DATASET CONTENT start
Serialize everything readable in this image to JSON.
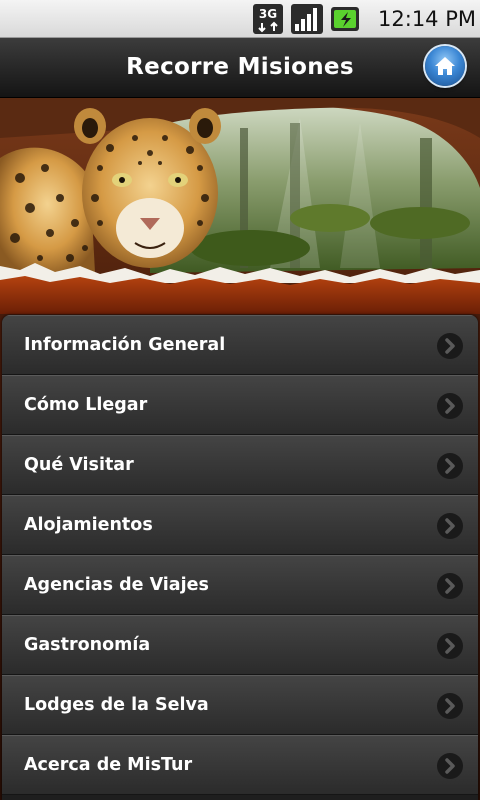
{
  "status_bar": {
    "time": "12:14 PM",
    "network_type": "3G",
    "icons": [
      "network-3g-icon",
      "signal-strength-icon",
      "battery-charging-icon"
    ]
  },
  "header": {
    "title": "Recorre Misiones",
    "home_icon": "home-icon"
  },
  "banner": {
    "image": "jaguar-jungle-banner"
  },
  "menu": {
    "items": [
      {
        "label": "Información General"
      },
      {
        "label": "Cómo Llegar"
      },
      {
        "label": "Qué Visitar"
      },
      {
        "label": "Alojamientos"
      },
      {
        "label": "Agencias de Viajes"
      },
      {
        "label": "Gastronomía"
      },
      {
        "label": "Lodges de la Selva"
      },
      {
        "label": "Acerca de MisTur"
      }
    ],
    "chevron_icon": "chevron-right-icon"
  },
  "colors": {
    "title_bar": "#1e1e1e",
    "menu_background": "#333333",
    "banner_red": "#a8360c",
    "home_button_blue": "#3a86d4"
  }
}
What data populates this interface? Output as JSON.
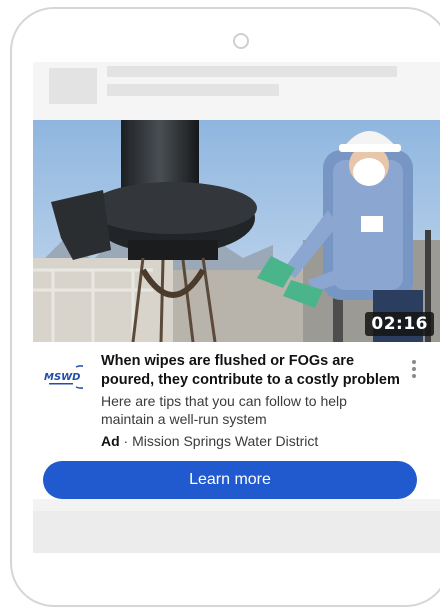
{
  "video": {
    "duration": "02:16"
  },
  "advertiser": {
    "logo_text": "MSWD",
    "name": "Mission Springs Water District"
  },
  "ad": {
    "headline": "When wipes are flushed or FOGs are poured, they contribute to a costly problem",
    "description": "Here are tips that you can follow to help maintain a well-run system",
    "ad_label": "Ad",
    "separator": " · ",
    "cta_label": "Learn more"
  },
  "colors": {
    "cta_background": "#2159cf",
    "logo_blue": "#1f4fa8"
  },
  "icons": {
    "more": "more-vertical-icon",
    "camera": "camera-icon"
  }
}
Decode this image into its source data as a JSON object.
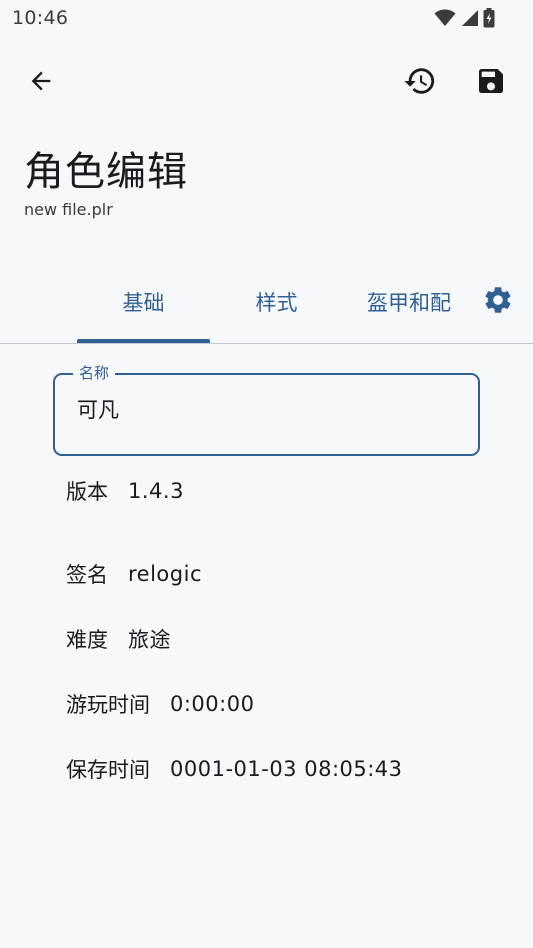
{
  "status_bar": {
    "time": "10:46",
    "icons": [
      "wifi-icon",
      "cellular-signal-icon",
      "battery-charging-icon"
    ]
  },
  "app_bar": {
    "back_icon": "arrow-back-icon",
    "history_icon": "history-icon",
    "save_icon": "save-icon",
    "title": "角色编辑",
    "subtitle": "new file.plr"
  },
  "tabs": {
    "items": [
      {
        "label": "基础",
        "selected": true
      },
      {
        "label": "样式",
        "selected": false
      },
      {
        "label": "盔甲和配",
        "selected": false
      }
    ],
    "settings_icon": "gear-icon"
  },
  "name_field": {
    "label": "名称",
    "value": "可凡"
  },
  "info": [
    {
      "label": "版本",
      "value": "1.4.3"
    },
    {
      "label": "签名",
      "value": "relogic"
    },
    {
      "label": "难度",
      "value": "旅途"
    },
    {
      "label": "游玩时间",
      "value": "0:00:00"
    },
    {
      "label": "保存时间",
      "value": "0001-01-03 08:05:43"
    }
  ],
  "colors": {
    "accent": "#305f94",
    "background": "#f7f8fc",
    "text": "#1b1b1f"
  }
}
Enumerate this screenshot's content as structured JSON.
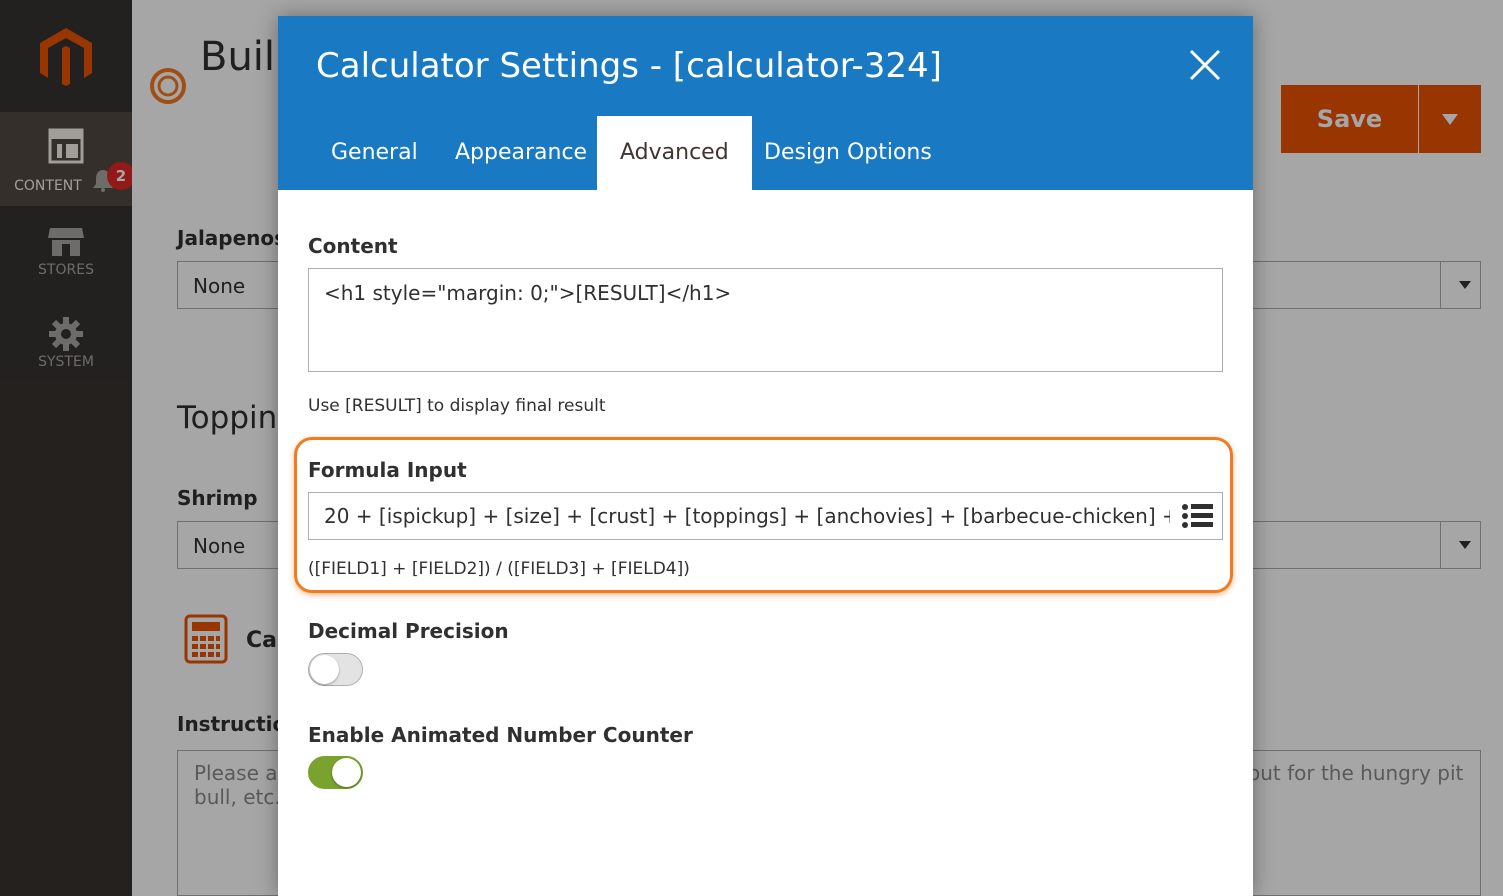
{
  "sidebar": {
    "items": [
      {
        "label": "CONTENT",
        "icon": "layout-icon",
        "badge": "2"
      },
      {
        "label": "STORES",
        "icon": "store-icon"
      },
      {
        "label": "SYSTEM",
        "icon": "gear-icon"
      }
    ]
  },
  "page": {
    "title": "Buil",
    "save_label": "Save",
    "jalapenos_label": "Jalapenos",
    "jalapenos_value": "None",
    "toppings_heading": "Topping",
    "shrimp_label": "Shrimp",
    "shrimp_value": "None",
    "calc_label": "Cal",
    "instructions_label": "Instruction",
    "instructions_placeholder_left": "Please ac bull, etc.",
    "instructions_placeholder_right": "out for the hungry pit"
  },
  "modal": {
    "title": "Calculator Settings - [calculator-324]",
    "tabs": [
      {
        "label": "General"
      },
      {
        "label": "Appearance"
      },
      {
        "label": "Advanced"
      },
      {
        "label": "Design Options"
      }
    ],
    "active_tab": "Advanced",
    "content_label": "Content",
    "content_value": "<h1 style=\"margin: 0;\">[RESULT]</h1>",
    "content_note": "Use [RESULT] to display final result",
    "formula_label": "Formula Input",
    "formula_value": "20 + [ispickup] + [size] + [crust] + [toppings] + [anchovies] + [barbecue-chicken] + [jalapenos]",
    "formula_note": "([FIELD1] + [FIELD2]) / ([FIELD3] + [FIELD4])",
    "decimal_label": "Decimal Precision",
    "decimal_enabled": false,
    "animated_label": "Enable Animated Number Counter",
    "animated_enabled": true
  },
  "colors": {
    "header": "#1979c3",
    "save": "#eb5202",
    "highlight": "#f47a20",
    "toggle_on": "#79a22e"
  }
}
DATASET CONTENT end
* [WHAT IS REQUIRED]: Images in the data above are to be skipped. Retype all other material exactly.

* [FINISHED TASK]:
Serialize everything readable in this image to JSON.
{
  "status_bar": {
    "time": "12:14 PM",
    "network_type": "3G",
    "icons": [
      "network-3g-icon",
      "signal-strength-icon",
      "battery-charging-icon"
    ]
  },
  "header": {
    "title": "Recorre Misiones",
    "home_icon": "home-icon"
  },
  "banner": {
    "image": "jaguar-jungle-banner"
  },
  "menu": {
    "items": [
      {
        "label": "Información General"
      },
      {
        "label": "Cómo Llegar"
      },
      {
        "label": "Qué Visitar"
      },
      {
        "label": "Alojamientos"
      },
      {
        "label": "Agencias de Viajes"
      },
      {
        "label": "Gastronomía"
      },
      {
        "label": "Lodges de la Selva"
      },
      {
        "label": "Acerca de MisTur"
      }
    ],
    "chevron_icon": "chevron-right-icon"
  },
  "colors": {
    "title_bar": "#1e1e1e",
    "menu_background": "#333333",
    "banner_red": "#a8360c",
    "home_button_blue": "#3a86d4"
  }
}
What data populates this interface? Output as JSON.
{
  "video": {
    "duration": "02:16"
  },
  "advertiser": {
    "logo_text": "MSWD",
    "name": "Mission Springs Water District"
  },
  "ad": {
    "headline": "When wipes are flushed or FOGs are poured, they contribute to a costly problem",
    "description": "Here are tips that you can follow to help maintain a well-run system",
    "ad_label": "Ad",
    "separator": " · ",
    "cta_label": "Learn more"
  },
  "colors": {
    "cta_background": "#2159cf",
    "logo_blue": "#1f4fa8"
  },
  "icons": {
    "more": "more-vertical-icon",
    "camera": "camera-icon"
  }
}
Decode this image into its source data as a JSON object.
{
  "status_bar": {
    "time": "10:46",
    "icons": [
      "wifi-icon",
      "cellular-signal-icon",
      "battery-charging-icon"
    ]
  },
  "app_bar": {
    "back_icon": "arrow-back-icon",
    "history_icon": "history-icon",
    "save_icon": "save-icon",
    "title": "角色编辑",
    "subtitle": "new file.plr"
  },
  "tabs": {
    "items": [
      {
        "label": "基础",
        "selected": true
      },
      {
        "label": "样式",
        "selected": false
      },
      {
        "label": "盔甲和配",
        "selected": false
      }
    ],
    "settings_icon": "gear-icon"
  },
  "name_field": {
    "label": "名称",
    "value": "可凡"
  },
  "info": [
    {
      "label": "版本",
      "value": "1.4.3"
    },
    {
      "label": "签名",
      "value": "relogic"
    },
    {
      "label": "难度",
      "value": "旅途"
    },
    {
      "label": "游玩时间",
      "value": "0:00:00"
    },
    {
      "label": "保存时间",
      "value": "0001-01-03 08:05:43"
    }
  ],
  "colors": {
    "accent": "#305f94",
    "background": "#f7f8fc",
    "text": "#1b1b1f"
  }
}
Enumerate this screenshot's content as structured JSON.
{
  "sidebar": {
    "items": [
      {
        "label": "CONTENT",
        "icon": "layout-icon",
        "badge": "2"
      },
      {
        "label": "STORES",
        "icon": "store-icon"
      },
      {
        "label": "SYSTEM",
        "icon": "gear-icon"
      }
    ]
  },
  "page": {
    "title": "Buil",
    "save_label": "Save",
    "jalapenos_label": "Jalapenos",
    "jalapenos_value": "None",
    "toppings_heading": "Topping",
    "shrimp_label": "Shrimp",
    "shrimp_value": "None",
    "calc_label": "Cal",
    "instructions_label": "Instruction",
    "instructions_placeholder_left": "Please ac bull, etc.",
    "instructions_placeholder_right": "out for the hungry pit"
  },
  "modal": {
    "title": "Calculator Settings - [calculator-324]",
    "tabs": [
      {
        "label": "General"
      },
      {
        "label": "Appearance"
      },
      {
        "label": "Advanced"
      },
      {
        "label": "Design Options"
      }
    ],
    "active_tab": "Advanced",
    "content_label": "Content",
    "content_value": "<h1 style=\"margin: 0;\">[RESULT]</h1>",
    "content_note": "Use [RESULT] to display final result",
    "formula_label": "Formula Input",
    "formula_value": "20 + [ispickup] + [size] + [crust] + [toppings] + [anchovies] + [barbecue-chicken] + [jalapenos]",
    "formula_note": "([FIELD1] + [FIELD2]) / ([FIELD3] + [FIELD4])",
    "decimal_label": "Decimal Precision",
    "decimal_enabled": false,
    "animated_label": "Enable Animated Number Counter",
    "animated_enabled": true
  },
  "colors": {
    "header": "#1979c3",
    "save": "#eb5202",
    "highlight": "#f47a20",
    "toggle_on": "#79a22e"
  }
}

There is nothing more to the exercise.